DATA EXTRACT:

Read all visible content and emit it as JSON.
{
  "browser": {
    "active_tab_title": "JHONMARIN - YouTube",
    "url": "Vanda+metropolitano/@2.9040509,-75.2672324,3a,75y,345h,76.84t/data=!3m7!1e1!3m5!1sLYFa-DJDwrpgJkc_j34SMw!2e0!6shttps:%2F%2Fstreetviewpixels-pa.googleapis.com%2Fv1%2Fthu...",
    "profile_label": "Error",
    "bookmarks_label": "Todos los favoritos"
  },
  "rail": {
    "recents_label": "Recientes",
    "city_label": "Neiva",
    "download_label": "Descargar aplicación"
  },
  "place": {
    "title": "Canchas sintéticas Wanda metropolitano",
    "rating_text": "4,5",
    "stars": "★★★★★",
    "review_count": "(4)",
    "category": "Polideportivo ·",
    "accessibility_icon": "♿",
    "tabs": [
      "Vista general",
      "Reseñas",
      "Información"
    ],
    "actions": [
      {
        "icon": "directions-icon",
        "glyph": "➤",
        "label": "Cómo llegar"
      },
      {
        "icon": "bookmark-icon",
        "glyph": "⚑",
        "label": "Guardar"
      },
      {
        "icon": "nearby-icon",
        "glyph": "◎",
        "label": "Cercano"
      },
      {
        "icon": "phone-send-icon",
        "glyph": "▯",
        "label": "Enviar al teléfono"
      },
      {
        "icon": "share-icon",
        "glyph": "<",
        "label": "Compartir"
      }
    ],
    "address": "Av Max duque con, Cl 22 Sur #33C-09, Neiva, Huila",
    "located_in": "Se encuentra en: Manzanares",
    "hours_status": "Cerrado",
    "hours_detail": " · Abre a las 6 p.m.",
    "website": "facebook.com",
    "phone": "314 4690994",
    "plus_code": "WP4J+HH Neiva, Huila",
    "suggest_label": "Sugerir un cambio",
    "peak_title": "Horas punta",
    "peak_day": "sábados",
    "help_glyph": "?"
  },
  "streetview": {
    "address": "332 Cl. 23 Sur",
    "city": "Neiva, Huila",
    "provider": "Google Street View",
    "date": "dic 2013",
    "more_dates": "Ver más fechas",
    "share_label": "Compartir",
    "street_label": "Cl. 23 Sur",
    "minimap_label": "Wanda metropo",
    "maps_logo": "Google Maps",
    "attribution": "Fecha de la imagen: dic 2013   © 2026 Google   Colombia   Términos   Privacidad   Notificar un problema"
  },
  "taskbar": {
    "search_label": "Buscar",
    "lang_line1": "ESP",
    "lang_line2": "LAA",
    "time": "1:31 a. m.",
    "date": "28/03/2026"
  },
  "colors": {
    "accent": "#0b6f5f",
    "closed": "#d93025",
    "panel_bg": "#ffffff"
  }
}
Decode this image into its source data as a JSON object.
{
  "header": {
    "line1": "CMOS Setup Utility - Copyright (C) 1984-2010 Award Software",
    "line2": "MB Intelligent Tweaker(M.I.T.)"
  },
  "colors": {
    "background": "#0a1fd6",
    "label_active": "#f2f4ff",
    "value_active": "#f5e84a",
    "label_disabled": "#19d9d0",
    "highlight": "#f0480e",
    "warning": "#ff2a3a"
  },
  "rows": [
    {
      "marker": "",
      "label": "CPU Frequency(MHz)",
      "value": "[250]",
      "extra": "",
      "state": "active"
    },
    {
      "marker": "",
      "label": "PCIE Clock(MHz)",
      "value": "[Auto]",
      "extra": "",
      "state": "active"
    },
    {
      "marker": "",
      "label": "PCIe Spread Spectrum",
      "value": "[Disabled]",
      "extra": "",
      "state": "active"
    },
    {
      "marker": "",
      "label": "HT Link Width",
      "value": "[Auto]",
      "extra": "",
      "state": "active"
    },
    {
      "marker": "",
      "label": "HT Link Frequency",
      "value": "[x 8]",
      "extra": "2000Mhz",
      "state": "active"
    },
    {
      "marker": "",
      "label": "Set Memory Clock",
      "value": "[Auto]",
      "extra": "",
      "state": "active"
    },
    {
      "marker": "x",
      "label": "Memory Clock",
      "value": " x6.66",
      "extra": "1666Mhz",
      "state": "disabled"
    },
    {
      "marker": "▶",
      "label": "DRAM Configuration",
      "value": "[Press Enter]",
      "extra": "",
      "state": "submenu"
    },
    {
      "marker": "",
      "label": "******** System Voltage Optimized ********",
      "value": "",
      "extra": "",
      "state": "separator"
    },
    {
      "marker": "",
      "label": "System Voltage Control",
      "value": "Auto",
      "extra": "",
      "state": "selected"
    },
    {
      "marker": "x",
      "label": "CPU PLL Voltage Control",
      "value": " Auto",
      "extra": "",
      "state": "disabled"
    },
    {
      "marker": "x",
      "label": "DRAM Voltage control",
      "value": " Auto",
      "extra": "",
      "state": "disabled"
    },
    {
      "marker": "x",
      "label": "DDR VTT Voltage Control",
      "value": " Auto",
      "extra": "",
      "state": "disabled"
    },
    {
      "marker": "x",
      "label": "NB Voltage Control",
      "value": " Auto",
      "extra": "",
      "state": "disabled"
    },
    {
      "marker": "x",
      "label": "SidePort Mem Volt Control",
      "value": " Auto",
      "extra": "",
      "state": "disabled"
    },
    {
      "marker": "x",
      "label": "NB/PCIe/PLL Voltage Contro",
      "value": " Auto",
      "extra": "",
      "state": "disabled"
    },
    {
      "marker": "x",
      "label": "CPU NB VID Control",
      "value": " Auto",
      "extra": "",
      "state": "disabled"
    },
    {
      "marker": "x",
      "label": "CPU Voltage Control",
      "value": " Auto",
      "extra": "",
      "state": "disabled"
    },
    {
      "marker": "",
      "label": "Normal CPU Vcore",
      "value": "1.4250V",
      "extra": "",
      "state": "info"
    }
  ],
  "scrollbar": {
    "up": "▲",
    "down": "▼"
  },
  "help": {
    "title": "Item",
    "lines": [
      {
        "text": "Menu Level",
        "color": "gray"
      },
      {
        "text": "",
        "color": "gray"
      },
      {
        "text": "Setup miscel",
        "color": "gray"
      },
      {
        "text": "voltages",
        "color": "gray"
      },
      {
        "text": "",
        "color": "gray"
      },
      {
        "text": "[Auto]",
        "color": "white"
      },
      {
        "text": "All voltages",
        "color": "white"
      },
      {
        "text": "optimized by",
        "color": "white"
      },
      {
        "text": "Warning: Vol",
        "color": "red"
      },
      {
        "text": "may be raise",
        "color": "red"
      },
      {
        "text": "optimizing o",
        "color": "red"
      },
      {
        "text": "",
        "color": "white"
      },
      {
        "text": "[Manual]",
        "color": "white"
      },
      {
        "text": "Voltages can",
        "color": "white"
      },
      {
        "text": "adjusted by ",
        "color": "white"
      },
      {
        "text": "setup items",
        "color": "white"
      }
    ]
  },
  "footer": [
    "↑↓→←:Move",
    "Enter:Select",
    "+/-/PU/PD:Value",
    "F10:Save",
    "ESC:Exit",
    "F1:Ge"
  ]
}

WHAT IS EXPECTED: Return all of the entries exactly as written.

COMPLETE ANSWER:
Read all visible content and emit it as JSON.
{
  "browser": {
    "active_tab_title": "JHONMARIN - YouTube",
    "url": "Vanda+metropolitano/@2.9040509,-75.2672324,3a,75y,345h,76.84t/data=!3m7!1e1!3m5!1sLYFa-DJDwrpgJkc_j34SMw!2e0!6shttps:%2F%2Fstreetviewpixels-pa.googleapis.com%2Fv1%2Fthu...",
    "profile_label": "Error",
    "bookmarks_label": "Todos los favoritos"
  },
  "rail": {
    "recents_label": "Recientes",
    "city_label": "Neiva",
    "download_label": "Descargar aplicación"
  },
  "place": {
    "title": "Canchas sintéticas Wanda metropolitano",
    "rating_text": "4,5",
    "stars": "★★★★★",
    "review_count": "(4)",
    "category": "Polideportivo ·",
    "accessibility_icon": "♿",
    "tabs": [
      "Vista general",
      "Reseñas",
      "Información"
    ],
    "actions": [
      {
        "icon": "directions-icon",
        "glyph": "➤",
        "label": "Cómo llegar"
      },
      {
        "icon": "bookmark-icon",
        "glyph": "⚑",
        "label": "Guardar"
      },
      {
        "icon": "nearby-icon",
        "glyph": "◎",
        "label": "Cercano"
      },
      {
        "icon": "phone-send-icon",
        "glyph": "▯",
        "label": "Enviar al teléfono"
      },
      {
        "icon": "share-icon",
        "glyph": "<",
        "label": "Compartir"
      }
    ],
    "address": "Av Max duque con, Cl 22 Sur #33C-09, Neiva, Huila",
    "located_in": "Se encuentra en: Manzanares",
    "hours_status": "Cerrado",
    "hours_detail": " · Abre a las 6 p.m.",
    "website": "facebook.com",
    "phone": "314 4690994",
    "plus_code": "WP4J+HH Neiva, Huila",
    "suggest_label": "Sugerir un cambio",
    "peak_title": "Horas punta",
    "peak_day": "sábados",
    "help_glyph": "?"
  },
  "streetview": {
    "address": "332 Cl. 23 Sur",
    "city": "Neiva, Huila",
    "provider": "Google Street View",
    "date": "dic 2013",
    "more_dates": "Ver más fechas",
    "share_label": "Compartir",
    "street_label": "Cl. 23 Sur",
    "minimap_label": "Wanda metropo",
    "maps_logo": "Google Maps",
    "attribution": "Fecha de la imagen: dic 2013   © 2026 Google   Colombia   Términos   Privacidad   Notificar un problema"
  },
  "taskbar": {
    "search_label": "Buscar",
    "lang_line1": "ESP",
    "lang_line2": "LAA",
    "time": "1:31 a. m.",
    "date": "28/03/2026"
  },
  "colors": {
    "accent": "#0b6f5f",
    "closed": "#d93025",
    "panel_bg": "#ffffff"
  }
}
Decode this image into its source data as a JSON object.
{
  "header": {
    "line1": "CMOS Setup Utility - Copyright (C) 1984-2010 Award Software",
    "line2": "MB Intelligent Tweaker(M.I.T.)"
  },
  "colors": {
    "background": "#0a1fd6",
    "label_active": "#f2f4ff",
    "value_active": "#f5e84a",
    "label_disabled": "#19d9d0",
    "highlight": "#f0480e",
    "warning": "#ff2a3a"
  },
  "rows": [
    {
      "marker": "",
      "label": "CPU Frequency(MHz)",
      "value": "[250]",
      "extra": "",
      "state": "active"
    },
    {
      "marker": "",
      "label": "PCIE Clock(MHz)",
      "value": "[Auto]",
      "extra": "",
      "state": "active"
    },
    {
      "marker": "",
      "label": "PCIe Spread Spectrum",
      "value": "[Disabled]",
      "extra": "",
      "state": "active"
    },
    {
      "marker": "",
      "label": "HT Link Width",
      "value": "[Auto]",
      "extra": "",
      "state": "active"
    },
    {
      "marker": "",
      "label": "HT Link Frequency",
      "value": "[x 8]",
      "extra": "2000Mhz",
      "state": "active"
    },
    {
      "marker": "",
      "label": "Set Memory Clock",
      "value": "[Auto]",
      "extra": "",
      "state": "active"
    },
    {
      "marker": "x",
      "label": "Memory Clock",
      "value": " x6.66",
      "extra": "1666Mhz",
      "state": "disabled"
    },
    {
      "marker": "▶",
      "label": "DRAM Configuration",
      "value": "[Press Enter]",
      "extra": "",
      "state": "submenu"
    },
    {
      "marker": "",
      "label": "******** System Voltage Optimized ********",
      "value": "",
      "extra": "",
      "state": "separator"
    },
    {
      "marker": "",
      "label": "System Voltage Control",
      "value": "Auto",
      "extra": "",
      "state": "selected"
    },
    {
      "marker": "x",
      "label": "CPU PLL Voltage Control",
      "value": " Auto",
      "extra": "",
      "state": "disabled"
    },
    {
      "marker": "x",
      "label": "DRAM Voltage control",
      "value": " Auto",
      "extra": "",
      "state": "disabled"
    },
    {
      "marker": "x",
      "label": "DDR VTT Voltage Control",
      "value": " Auto",
      "extra": "",
      "state": "disabled"
    },
    {
      "marker": "x",
      "label": "NB Voltage Control",
      "value": " Auto",
      "extra": "",
      "state": "disabled"
    },
    {
      "marker": "x",
      "label": "SidePort Mem Volt Control",
      "value": " Auto",
      "extra": "",
      "state": "disabled"
    },
    {
      "marker": "x",
      "label": "NB/PCIe/PLL Voltage Contro",
      "value": " Auto",
      "extra": "",
      "state": "disabled"
    },
    {
      "marker": "x",
      "label": "CPU NB VID Control",
      "value": " Auto",
      "extra": "",
      "state": "disabled"
    },
    {
      "marker": "x",
      "label": "CPU Voltage Control",
      "value": " Auto",
      "extra": "",
      "state": "disabled"
    },
    {
      "marker": "",
      "label": "Normal CPU Vcore",
      "value": "1.4250V",
      "extra": "",
      "state": "info"
    }
  ],
  "scrollbar": {
    "up": "▲",
    "down": "▼"
  },
  "help": {
    "title": "Item",
    "lines": [
      {
        "text": "Menu Level",
        "color": "gray"
      },
      {
        "text": "",
        "color": "gray"
      },
      {
        "text": "Setup miscel",
        "color": "gray"
      },
      {
        "text": "voltages",
        "color": "gray"
      },
      {
        "text": "",
        "color": "gray"
      },
      {
        "text": "[Auto]",
        "color": "white"
      },
      {
        "text": "All voltages",
        "color": "white"
      },
      {
        "text": "optimized by",
        "color": "white"
      },
      {
        "text": "Warning: Vol",
        "color": "red"
      },
      {
        "text": "may be raise",
        "color": "red"
      },
      {
        "text": "optimizing o",
        "color": "red"
      },
      {
        "text": "",
        "color": "white"
      },
      {
        "text": "[Manual]",
        "color": "white"
      },
      {
        "text": "Voltages can",
        "color": "white"
      },
      {
        "text": "adjusted by ",
        "color": "white"
      },
      {
        "text": "setup items",
        "color": "white"
      }
    ]
  },
  "footer": [
    "↑↓→←:Move",
    "Enter:Select",
    "+/-/PU/PD:Value",
    "F10:Save",
    "ESC:Exit",
    "F1:Ge"
  ]
}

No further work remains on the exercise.